---------- Data listing
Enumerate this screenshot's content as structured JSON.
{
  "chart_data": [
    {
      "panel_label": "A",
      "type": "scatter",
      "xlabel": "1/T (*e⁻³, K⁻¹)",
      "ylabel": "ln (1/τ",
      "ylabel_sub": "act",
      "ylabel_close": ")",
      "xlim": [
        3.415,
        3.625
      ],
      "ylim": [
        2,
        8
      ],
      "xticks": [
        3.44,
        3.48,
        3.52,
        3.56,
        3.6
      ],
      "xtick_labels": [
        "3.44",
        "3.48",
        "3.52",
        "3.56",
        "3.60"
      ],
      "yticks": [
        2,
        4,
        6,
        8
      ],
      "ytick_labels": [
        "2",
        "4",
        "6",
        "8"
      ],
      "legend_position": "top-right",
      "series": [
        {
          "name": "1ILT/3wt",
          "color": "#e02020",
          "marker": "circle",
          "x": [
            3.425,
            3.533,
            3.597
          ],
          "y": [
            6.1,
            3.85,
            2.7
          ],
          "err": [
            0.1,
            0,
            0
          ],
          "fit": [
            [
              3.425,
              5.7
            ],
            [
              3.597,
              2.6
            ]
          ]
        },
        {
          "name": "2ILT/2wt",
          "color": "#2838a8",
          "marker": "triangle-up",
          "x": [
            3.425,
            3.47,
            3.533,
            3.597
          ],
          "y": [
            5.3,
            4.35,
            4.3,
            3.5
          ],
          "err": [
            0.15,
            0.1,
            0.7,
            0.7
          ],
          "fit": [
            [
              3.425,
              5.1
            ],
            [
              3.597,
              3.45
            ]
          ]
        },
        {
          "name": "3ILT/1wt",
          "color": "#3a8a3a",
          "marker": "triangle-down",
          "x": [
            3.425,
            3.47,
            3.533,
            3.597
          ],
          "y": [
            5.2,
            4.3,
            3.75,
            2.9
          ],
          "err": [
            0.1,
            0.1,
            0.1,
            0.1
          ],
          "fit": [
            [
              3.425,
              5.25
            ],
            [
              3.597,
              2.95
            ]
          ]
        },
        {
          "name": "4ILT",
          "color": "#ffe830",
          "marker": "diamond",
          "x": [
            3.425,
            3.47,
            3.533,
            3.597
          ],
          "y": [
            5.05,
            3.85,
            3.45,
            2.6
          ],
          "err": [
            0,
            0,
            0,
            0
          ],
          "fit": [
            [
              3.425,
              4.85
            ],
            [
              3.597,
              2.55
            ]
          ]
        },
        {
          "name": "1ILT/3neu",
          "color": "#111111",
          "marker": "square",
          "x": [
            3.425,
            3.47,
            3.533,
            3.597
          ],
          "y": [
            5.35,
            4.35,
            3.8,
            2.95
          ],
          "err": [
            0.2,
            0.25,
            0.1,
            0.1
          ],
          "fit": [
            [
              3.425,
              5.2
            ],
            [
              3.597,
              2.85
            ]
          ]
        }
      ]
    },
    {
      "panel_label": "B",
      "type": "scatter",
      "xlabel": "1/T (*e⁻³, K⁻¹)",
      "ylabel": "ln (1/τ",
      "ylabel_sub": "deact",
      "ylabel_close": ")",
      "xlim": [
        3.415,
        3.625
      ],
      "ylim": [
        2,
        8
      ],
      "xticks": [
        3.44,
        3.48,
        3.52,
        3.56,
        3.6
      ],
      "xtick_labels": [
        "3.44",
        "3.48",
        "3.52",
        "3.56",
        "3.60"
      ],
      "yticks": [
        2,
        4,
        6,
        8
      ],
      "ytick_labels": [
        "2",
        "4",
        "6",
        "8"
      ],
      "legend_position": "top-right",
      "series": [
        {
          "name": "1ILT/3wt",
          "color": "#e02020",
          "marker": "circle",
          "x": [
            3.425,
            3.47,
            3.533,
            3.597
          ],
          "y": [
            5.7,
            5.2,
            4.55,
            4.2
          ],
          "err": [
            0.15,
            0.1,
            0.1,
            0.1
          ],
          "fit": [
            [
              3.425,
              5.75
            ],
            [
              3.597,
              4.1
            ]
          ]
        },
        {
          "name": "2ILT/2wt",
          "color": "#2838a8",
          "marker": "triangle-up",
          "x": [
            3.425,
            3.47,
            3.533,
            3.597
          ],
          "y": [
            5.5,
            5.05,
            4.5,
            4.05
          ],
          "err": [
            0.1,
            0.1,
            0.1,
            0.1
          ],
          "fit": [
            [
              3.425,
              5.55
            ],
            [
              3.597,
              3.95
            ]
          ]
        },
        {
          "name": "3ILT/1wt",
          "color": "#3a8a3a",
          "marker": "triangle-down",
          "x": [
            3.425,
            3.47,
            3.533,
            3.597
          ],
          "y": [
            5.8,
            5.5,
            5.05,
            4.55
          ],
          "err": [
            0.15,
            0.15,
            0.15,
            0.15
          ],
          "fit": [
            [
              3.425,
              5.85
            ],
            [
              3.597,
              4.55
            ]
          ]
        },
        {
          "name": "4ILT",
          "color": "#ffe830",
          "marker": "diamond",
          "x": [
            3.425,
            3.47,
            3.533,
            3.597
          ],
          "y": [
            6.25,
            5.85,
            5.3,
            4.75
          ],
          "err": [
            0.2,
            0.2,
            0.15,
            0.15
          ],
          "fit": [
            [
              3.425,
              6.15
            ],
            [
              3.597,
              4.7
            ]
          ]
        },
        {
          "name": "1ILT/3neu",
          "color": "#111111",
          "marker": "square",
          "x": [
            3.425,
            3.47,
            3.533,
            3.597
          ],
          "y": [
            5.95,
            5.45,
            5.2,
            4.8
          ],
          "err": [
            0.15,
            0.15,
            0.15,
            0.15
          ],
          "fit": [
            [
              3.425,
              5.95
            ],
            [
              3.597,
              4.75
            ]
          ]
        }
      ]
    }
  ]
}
--------------------
---------- Data listing
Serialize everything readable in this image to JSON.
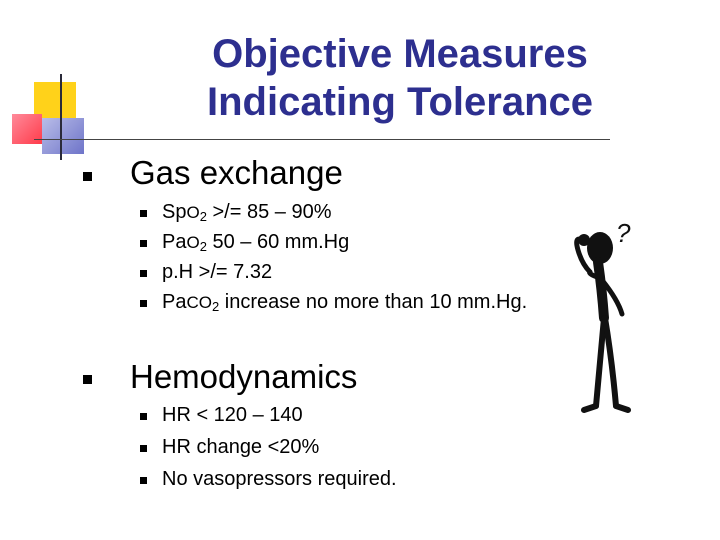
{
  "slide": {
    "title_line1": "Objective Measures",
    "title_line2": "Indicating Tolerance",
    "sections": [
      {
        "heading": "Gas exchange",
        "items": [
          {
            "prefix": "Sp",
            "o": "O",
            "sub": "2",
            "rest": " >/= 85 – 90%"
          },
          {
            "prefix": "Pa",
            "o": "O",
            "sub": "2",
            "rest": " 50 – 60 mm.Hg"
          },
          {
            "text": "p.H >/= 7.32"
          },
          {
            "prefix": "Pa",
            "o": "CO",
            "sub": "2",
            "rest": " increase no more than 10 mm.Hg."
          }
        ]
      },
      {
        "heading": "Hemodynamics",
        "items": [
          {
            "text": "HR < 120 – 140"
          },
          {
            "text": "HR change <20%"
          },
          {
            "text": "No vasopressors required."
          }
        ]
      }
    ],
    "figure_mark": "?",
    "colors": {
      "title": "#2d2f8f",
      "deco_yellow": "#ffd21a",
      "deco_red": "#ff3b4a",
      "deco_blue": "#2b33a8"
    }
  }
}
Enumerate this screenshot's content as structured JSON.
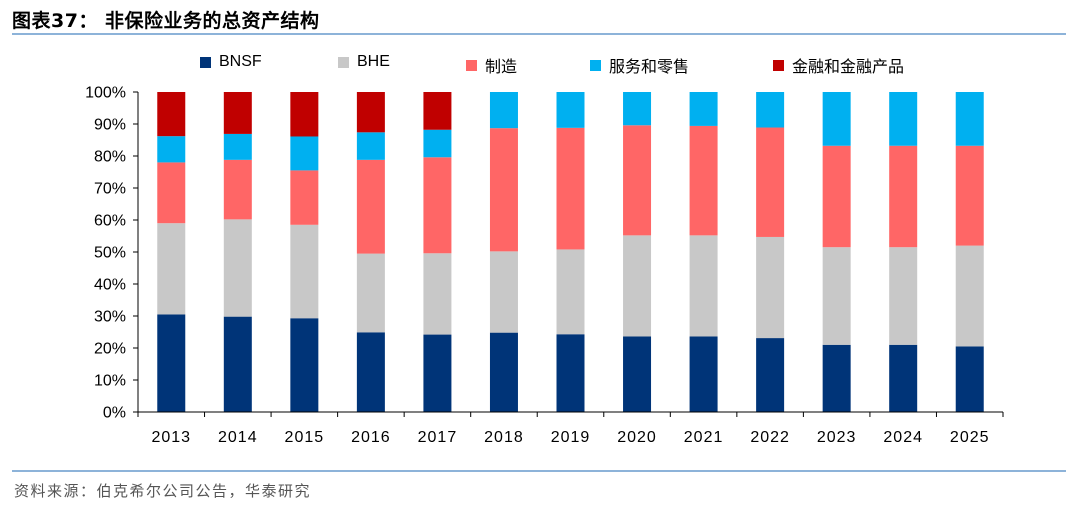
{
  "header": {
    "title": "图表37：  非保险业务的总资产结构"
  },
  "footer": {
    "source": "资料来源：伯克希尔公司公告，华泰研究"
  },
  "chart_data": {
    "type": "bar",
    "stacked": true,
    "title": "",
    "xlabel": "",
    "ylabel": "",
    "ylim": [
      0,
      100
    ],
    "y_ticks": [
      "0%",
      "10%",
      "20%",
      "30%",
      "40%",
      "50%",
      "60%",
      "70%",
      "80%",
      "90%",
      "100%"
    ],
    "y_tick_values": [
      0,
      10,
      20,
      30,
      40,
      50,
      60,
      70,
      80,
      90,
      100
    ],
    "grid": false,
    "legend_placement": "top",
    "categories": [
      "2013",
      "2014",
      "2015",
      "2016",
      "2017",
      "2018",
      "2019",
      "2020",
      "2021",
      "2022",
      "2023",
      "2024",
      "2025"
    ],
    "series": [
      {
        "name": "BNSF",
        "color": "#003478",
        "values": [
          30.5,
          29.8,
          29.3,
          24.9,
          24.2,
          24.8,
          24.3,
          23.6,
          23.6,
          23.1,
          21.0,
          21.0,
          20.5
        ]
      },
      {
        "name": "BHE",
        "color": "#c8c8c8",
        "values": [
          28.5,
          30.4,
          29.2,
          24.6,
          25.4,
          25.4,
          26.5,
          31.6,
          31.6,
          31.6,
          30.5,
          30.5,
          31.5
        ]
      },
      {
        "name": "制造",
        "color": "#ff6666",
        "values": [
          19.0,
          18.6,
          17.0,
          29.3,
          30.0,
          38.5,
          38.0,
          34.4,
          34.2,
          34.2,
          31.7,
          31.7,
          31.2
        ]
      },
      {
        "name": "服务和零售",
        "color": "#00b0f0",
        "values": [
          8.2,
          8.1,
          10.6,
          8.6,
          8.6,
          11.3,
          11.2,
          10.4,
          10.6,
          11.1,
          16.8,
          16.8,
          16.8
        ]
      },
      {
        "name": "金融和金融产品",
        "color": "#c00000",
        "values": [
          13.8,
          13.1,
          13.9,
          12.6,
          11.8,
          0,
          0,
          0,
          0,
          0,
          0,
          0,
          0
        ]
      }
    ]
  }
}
--------------------
Job ▸
Report how many lines above hold the string "heading", giving nothing but the number.

Correct response ▸
2